**AIM OF THE TASK:**
Reproduce all records exactly.

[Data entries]
--- --- ---

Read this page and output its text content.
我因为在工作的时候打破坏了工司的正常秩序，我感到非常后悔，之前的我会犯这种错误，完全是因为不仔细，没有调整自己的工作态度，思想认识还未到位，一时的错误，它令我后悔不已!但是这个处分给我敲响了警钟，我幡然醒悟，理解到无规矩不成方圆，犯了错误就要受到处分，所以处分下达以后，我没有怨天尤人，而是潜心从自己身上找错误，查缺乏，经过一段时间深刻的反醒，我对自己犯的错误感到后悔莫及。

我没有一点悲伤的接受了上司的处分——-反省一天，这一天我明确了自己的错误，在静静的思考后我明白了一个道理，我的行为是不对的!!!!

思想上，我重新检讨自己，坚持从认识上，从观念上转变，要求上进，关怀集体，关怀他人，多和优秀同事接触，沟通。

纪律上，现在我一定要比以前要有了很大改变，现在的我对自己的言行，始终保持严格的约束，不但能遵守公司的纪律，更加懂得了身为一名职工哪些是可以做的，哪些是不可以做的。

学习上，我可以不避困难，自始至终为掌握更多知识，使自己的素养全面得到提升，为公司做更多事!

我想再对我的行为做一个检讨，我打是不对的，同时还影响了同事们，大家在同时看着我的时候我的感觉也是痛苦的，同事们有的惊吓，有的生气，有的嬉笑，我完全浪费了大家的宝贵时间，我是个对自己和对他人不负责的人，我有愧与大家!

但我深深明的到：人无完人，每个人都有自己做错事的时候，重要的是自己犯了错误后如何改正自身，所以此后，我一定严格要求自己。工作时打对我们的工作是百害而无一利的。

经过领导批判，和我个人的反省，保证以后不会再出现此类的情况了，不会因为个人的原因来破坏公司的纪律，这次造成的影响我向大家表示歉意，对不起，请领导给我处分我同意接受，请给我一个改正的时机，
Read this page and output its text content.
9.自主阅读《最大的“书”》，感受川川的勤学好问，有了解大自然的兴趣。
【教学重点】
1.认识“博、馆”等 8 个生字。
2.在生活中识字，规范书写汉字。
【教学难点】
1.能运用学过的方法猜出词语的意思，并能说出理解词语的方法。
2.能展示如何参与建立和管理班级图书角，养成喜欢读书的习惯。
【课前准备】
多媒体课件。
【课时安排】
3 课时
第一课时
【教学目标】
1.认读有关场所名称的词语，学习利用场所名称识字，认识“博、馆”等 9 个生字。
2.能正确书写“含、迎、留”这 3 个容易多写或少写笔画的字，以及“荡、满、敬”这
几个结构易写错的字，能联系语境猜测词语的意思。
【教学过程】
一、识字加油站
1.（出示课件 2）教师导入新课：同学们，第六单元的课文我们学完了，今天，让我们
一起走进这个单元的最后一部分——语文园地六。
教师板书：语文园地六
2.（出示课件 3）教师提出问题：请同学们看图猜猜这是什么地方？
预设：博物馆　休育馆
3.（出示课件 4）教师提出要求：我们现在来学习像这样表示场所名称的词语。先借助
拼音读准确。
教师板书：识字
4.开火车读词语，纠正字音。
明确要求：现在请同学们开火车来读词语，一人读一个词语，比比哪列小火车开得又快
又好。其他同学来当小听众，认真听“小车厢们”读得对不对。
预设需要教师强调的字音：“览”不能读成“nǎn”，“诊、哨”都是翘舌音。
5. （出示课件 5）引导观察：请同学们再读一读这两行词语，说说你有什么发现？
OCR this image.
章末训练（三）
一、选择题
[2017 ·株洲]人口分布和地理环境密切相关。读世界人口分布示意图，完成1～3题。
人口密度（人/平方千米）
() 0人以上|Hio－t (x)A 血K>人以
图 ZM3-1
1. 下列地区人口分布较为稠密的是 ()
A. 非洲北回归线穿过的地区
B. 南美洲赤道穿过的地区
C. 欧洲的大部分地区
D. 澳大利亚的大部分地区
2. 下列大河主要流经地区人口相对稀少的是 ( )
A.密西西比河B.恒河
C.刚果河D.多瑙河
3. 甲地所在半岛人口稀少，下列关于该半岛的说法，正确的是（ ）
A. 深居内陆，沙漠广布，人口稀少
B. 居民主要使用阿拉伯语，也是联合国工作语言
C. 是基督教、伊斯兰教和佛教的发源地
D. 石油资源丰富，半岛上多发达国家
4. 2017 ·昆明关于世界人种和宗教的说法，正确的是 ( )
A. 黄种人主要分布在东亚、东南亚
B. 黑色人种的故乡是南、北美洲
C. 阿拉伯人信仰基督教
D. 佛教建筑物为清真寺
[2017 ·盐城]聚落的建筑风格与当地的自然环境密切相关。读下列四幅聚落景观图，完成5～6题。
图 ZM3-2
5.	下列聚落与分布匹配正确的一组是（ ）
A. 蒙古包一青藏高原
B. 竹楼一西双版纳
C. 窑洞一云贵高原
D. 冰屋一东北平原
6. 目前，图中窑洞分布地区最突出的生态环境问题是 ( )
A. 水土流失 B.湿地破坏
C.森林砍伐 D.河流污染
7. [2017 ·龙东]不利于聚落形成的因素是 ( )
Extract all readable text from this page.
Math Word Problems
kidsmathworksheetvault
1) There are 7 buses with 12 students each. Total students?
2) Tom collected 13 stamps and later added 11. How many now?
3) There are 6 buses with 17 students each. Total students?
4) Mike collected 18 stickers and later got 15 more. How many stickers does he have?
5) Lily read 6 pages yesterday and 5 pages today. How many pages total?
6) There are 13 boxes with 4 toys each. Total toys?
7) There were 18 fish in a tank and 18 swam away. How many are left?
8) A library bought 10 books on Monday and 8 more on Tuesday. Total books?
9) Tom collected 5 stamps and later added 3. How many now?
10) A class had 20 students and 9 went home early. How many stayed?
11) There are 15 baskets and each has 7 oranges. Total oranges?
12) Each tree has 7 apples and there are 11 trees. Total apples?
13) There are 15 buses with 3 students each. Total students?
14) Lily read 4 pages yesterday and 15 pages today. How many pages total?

--- --- ---

**FULL SOLUTION:**
Read this page and output its text content.
我因为在工作的时候打破坏了工司的正常秩序，我感到非常后悔，之前的我会犯这种错误，完全是因为不仔细，没有调整自己的工作态度，思想认识还未到位，一时的错误，它令我后悔不已!但是这个处分给我敲响了警钟，我幡然醒悟，理解到无规矩不成方圆，犯了错误就要受到处分，所以处分下达以后，我没有怨天尤人，而是潜心从自己身上找错误，查缺乏，经过一段时间深刻的反醒，我对自己犯的错误感到后悔莫及。

我没有一点悲伤的接受了上司的处分——-反省一天，这一天我明确了自己的错误，在静静的思考后我明白了一个道理，我的行为是不对的!!!!

思想上，我重新检讨自己，坚持从认识上，从观念上转变，要求上进，关怀集体，关怀他人，多和优秀同事接触，沟通。

纪律上，现在我一定要比以前要有了很大改变，现在的我对自己的言行，始终保持严格的约束，不但能遵守公司的纪律，更加懂得了身为一名职工哪些是可以做的，哪些是不可以做的。

学习上，我可以不避困难，自始至终为掌握更多知识，使自己的素养全面得到提升，为公司做更多事!

我想再对我的行为做一个检讨，我打是不对的，同时还影响了同事们，大家在同时看着我的时候我的感觉也是痛苦的，同事们有的惊吓，有的生气，有的嬉笑，我完全浪费了大家的宝贵时间，我是个对自己和对他人不负责的人，我有愧与大家!

但我深深明的到：人无完人，每个人都有自己做错事的时候，重要的是自己犯了错误后如何改正自身，所以此后，我一定严格要求自己。工作时打对我们的工作是百害而无一利的。

经过领导批判，和我个人的反省，保证以后不会再出现此类的情况了，不会因为个人的原因来破坏公司的纪律，这次造成的影响我向大家表示歉意，对不起，请领导给我处分我同意接受，请给我一个改正的时机，
Read this page and output its text content.
9.自主阅读《最大的“书”》，感受川川的勤学好问，有了解大自然的兴趣。
【教学重点】
1.认识“博、馆”等 8 个生字。
2.在生活中识字，规范书写汉字。
【教学难点】
1.能运用学过的方法猜出词语的意思，并能说出理解词语的方法。
2.能展示如何参与建立和管理班级图书角，养成喜欢读书的习惯。
【课前准备】
多媒体课件。
【课时安排】
3 课时
第一课时
【教学目标】
1.认读有关场所名称的词语，学习利用场所名称识字，认识“博、馆”等 9 个生字。
2.能正确书写“含、迎、留”这 3 个容易多写或少写笔画的字，以及“荡、满、敬”这
几个结构易写错的字，能联系语境猜测词语的意思。
【教学过程】
一、识字加油站
1.（出示课件 2）教师导入新课：同学们，第六单元的课文我们学完了，今天，让我们
一起走进这个单元的最后一部分——语文园地六。
教师板书：语文园地六
2.（出示课件 3）教师提出问题：请同学们看图猜猜这是什么地方？
预设：博物馆　休育馆
3.（出示课件 4）教师提出要求：我们现在来学习像这样表示场所名称的词语。先借助
拼音读准确。
教师板书：识字
4.开火车读词语，纠正字音。
明确要求：现在请同学们开火车来读词语，一人读一个词语，比比哪列小火车开得又快
又好。其他同学来当小听众，认真听“小车厢们”读得对不对。
预设需要教师强调的字音：“览”不能读成“nǎn”，“诊、哨”都是翘舌音。
5. （出示课件 5）引导观察：请同学们再读一读这两行词语，说说你有什么发现？
OCR this image.
章末训练（三）
一、选择题
[2017 ·株洲]人口分布和地理环境密切相关。读世界人口分布示意图，完成1～3题。
人口密度（人/平方千米）
() 0人以上|Hio－t (x)A 血K>人以
图 ZM3-1
1. 下列地区人口分布较为稠密的是 ()
A. 非洲北回归线穿过的地区
B. 南美洲赤道穿过的地区
C. 欧洲的大部分地区
D. 澳大利亚的大部分地区
2. 下列大河主要流经地区人口相对稀少的是 ( )
A.密西西比河B.恒河
C.刚果河D.多瑙河
3. 甲地所在半岛人口稀少，下列关于该半岛的说法，正确的是（ ）
A. 深居内陆，沙漠广布，人口稀少
B. 居民主要使用阿拉伯语，也是联合国工作语言
C. 是基督教、伊斯兰教和佛教的发源地
D. 石油资源丰富，半岛上多发达国家
4. 2017 ·昆明关于世界人种和宗教的说法，正确的是 ( )
A. 黄种人主要分布在东亚、东南亚
B. 黑色人种的故乡是南、北美洲
C. 阿拉伯人信仰基督教
D. 佛教建筑物为清真寺
[2017 ·盐城]聚落的建筑风格与当地的自然环境密切相关。读下列四幅聚落景观图，完成5～6题。
图 ZM3-2
5.	下列聚落与分布匹配正确的一组是（ ）
A. 蒙古包一青藏高原
B. 竹楼一西双版纳
C. 窑洞一云贵高原
D. 冰屋一东北平原
6. 目前，图中窑洞分布地区最突出的生态环境问题是 ( )
A. 水土流失 B.湿地破坏
C.森林砍伐 D.河流污染
7. [2017 ·龙东]不利于聚落形成的因素是 ( )
Extract all readable text from this page.
Math Word Problems
kidsmathworksheetvault
1) There are 7 buses with 12 students each. Total students?
2) Tom collected 13 stamps and later added 11. How many now?
3) There are 6 buses with 17 students each. Total students?
4) Mike collected 18 stickers and later got 15 more. How many stickers does he have?
5) Lily read 6 pages yesterday and 5 pages today. How many pages total?
6) There are 13 boxes with 4 toys each. Total toys?
7) There were 18 fish in a tank and 18 swam away. How many are left?
8) A library bought 10 books on Monday and 8 more on Tuesday. Total books?
9) Tom collected 5 stamps and later added 3. How many now?
10) A class had 20 students and 9 went home early. How many stayed?
11) There are 15 baskets and each has 7 oranges. Total oranges?
12) Each tree has 7 apples and there are 11 trees. Total apples?
13) There are 15 buses with 3 students each. Total students?
14) Lily read 4 pages yesterday and 15 pages today. How many pages total?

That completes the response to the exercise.